»»

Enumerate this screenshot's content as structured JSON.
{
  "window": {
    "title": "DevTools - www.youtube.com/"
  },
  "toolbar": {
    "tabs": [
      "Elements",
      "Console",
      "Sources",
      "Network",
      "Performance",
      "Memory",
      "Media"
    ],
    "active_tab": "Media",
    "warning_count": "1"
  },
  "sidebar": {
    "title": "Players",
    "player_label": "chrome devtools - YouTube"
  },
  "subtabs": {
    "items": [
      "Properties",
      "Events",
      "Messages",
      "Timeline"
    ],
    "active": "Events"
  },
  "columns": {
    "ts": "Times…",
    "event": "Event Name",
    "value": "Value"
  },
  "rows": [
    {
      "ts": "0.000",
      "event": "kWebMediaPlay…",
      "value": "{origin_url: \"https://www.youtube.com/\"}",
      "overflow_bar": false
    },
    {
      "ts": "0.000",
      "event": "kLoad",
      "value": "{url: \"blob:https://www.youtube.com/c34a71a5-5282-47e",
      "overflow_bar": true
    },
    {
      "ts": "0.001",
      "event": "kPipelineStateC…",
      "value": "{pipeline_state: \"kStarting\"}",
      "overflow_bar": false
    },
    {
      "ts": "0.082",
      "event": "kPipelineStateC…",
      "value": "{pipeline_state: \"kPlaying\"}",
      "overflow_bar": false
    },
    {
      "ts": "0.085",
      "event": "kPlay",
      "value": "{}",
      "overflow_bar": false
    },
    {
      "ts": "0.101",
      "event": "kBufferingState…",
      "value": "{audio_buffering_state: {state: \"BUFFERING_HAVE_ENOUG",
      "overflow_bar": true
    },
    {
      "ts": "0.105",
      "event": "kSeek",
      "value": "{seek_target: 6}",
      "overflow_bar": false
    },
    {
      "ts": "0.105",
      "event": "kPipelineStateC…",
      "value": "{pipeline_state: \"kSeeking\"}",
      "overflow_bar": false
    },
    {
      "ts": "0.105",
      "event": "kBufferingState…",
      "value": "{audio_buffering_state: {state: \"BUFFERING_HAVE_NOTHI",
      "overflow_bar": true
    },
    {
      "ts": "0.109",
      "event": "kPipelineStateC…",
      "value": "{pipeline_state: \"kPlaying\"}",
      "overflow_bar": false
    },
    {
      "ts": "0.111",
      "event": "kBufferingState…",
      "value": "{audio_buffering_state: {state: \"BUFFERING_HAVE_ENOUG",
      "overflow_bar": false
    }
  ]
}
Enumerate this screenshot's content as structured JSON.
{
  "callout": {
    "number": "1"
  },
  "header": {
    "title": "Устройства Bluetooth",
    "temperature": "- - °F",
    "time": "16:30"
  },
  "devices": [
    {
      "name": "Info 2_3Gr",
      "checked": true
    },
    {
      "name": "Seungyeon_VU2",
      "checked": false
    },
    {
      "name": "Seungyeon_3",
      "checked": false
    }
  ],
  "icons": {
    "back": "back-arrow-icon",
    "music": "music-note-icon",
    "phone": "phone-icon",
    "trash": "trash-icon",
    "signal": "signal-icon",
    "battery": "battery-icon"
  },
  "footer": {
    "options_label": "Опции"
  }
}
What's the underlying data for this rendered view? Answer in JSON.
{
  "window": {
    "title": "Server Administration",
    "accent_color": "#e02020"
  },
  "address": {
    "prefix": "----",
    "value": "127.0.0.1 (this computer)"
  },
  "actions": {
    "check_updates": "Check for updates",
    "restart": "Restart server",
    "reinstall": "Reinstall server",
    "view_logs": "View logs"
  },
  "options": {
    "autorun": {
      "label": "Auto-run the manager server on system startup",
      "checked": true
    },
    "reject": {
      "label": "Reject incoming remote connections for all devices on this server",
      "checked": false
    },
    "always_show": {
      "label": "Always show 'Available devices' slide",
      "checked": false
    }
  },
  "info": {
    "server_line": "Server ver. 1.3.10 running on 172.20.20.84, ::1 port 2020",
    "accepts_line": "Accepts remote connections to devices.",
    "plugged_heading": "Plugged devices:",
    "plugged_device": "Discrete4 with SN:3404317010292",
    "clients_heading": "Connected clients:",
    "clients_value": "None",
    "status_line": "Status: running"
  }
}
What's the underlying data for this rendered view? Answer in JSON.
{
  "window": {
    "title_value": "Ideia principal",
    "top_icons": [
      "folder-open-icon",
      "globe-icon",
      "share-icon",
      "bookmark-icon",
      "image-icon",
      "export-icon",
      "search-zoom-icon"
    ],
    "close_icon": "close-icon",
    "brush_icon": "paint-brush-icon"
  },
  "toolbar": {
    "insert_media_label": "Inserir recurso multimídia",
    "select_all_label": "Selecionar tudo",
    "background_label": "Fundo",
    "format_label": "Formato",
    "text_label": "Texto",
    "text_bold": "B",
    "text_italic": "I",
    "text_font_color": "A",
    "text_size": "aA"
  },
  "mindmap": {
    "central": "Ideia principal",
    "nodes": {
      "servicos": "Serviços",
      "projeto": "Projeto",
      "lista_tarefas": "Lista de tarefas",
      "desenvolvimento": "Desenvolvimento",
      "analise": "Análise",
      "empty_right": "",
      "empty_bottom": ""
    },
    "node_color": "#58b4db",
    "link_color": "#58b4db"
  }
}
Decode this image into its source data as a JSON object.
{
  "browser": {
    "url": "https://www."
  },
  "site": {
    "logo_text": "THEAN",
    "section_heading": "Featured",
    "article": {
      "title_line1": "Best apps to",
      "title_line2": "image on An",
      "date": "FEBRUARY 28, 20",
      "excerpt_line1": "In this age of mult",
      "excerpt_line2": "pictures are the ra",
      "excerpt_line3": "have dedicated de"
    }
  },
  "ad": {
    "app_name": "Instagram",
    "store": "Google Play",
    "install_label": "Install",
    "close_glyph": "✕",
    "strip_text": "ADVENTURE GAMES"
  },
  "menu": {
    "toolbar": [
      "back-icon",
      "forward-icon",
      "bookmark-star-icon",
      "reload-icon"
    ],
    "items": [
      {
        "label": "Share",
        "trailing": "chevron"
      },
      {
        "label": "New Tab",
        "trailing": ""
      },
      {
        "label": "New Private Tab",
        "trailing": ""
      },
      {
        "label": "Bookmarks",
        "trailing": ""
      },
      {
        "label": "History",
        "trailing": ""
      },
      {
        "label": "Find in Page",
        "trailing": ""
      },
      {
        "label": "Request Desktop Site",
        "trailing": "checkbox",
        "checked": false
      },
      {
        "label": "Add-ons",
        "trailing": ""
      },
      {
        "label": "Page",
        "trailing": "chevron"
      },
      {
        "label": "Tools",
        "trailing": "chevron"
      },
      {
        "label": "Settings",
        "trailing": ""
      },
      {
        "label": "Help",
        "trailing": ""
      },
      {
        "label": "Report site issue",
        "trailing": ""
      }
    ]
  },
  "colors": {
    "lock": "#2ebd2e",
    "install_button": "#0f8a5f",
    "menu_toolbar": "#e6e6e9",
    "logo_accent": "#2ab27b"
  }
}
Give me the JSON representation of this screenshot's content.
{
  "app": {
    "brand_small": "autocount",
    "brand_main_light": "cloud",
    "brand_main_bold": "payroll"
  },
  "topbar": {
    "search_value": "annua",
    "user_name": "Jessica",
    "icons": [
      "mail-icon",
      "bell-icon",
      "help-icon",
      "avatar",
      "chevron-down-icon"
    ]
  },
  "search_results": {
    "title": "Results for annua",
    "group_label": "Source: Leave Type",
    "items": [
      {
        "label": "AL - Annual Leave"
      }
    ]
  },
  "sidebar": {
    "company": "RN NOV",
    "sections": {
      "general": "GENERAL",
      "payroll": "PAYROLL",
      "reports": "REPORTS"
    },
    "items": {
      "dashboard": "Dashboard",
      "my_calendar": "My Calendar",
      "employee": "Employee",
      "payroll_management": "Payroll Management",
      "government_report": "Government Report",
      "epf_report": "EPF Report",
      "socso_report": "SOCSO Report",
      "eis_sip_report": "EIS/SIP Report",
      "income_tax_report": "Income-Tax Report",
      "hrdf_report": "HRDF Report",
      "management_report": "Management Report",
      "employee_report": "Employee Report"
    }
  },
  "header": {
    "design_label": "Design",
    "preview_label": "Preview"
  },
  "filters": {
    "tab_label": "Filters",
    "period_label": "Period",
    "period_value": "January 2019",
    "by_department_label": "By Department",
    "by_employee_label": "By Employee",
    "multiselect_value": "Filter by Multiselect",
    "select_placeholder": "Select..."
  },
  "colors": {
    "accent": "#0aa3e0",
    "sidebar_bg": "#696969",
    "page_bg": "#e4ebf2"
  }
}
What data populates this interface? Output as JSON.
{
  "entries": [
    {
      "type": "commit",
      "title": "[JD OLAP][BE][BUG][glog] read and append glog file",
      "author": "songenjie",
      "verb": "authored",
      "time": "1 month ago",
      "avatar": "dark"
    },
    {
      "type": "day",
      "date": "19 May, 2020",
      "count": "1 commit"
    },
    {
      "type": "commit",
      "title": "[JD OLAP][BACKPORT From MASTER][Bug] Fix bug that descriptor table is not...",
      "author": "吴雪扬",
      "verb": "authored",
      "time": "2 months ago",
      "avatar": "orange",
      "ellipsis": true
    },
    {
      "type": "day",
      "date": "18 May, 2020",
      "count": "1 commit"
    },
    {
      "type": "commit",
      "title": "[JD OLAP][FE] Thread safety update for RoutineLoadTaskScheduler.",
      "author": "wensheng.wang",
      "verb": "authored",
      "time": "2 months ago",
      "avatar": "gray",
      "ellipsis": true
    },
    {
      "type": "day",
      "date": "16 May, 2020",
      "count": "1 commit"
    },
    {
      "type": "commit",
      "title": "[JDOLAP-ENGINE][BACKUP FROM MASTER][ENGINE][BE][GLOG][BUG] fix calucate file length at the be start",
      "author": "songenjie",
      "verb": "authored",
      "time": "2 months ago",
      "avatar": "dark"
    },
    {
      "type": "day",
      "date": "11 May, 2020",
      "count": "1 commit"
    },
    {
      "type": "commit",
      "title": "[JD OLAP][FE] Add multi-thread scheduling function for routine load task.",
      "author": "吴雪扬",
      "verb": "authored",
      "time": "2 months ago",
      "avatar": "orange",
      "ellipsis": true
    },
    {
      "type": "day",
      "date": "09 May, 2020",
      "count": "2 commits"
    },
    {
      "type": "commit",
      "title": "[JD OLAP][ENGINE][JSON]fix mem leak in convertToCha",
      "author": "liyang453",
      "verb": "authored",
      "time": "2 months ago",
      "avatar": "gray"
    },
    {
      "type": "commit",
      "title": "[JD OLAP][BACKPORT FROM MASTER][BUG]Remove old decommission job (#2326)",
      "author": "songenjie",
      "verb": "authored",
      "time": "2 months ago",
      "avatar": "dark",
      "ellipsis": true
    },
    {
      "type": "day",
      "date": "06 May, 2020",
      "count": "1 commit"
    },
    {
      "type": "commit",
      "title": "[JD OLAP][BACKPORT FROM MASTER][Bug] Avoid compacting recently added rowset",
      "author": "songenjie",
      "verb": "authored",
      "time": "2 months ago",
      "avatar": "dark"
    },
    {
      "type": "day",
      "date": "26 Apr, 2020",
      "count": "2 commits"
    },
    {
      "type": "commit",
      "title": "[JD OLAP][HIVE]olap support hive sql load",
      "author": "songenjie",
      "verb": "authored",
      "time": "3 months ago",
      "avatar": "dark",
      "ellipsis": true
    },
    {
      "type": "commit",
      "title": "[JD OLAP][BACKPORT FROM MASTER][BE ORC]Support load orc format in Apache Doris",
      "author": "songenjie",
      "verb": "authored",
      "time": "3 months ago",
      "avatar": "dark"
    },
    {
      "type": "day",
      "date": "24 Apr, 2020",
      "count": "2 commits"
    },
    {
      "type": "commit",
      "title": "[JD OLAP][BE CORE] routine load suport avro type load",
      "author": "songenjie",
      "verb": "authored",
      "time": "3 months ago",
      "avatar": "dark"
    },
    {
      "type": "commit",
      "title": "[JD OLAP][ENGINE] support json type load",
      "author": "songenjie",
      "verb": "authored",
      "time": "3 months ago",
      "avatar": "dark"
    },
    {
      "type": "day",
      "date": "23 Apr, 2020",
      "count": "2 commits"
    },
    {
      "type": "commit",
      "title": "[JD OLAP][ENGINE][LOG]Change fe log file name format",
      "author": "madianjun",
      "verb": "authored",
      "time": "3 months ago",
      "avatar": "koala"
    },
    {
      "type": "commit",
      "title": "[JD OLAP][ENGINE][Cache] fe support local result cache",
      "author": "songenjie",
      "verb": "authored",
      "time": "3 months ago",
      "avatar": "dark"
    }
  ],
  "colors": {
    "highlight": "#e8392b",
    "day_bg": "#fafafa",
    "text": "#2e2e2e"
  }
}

««

- [DIRECTIVE]:
Search the data for the word "Management" and copy each line where it appears.

- [EXERCISE RESPONSE]:
      "payroll_management": "Payroll Management",
      "management_report": "Management Report",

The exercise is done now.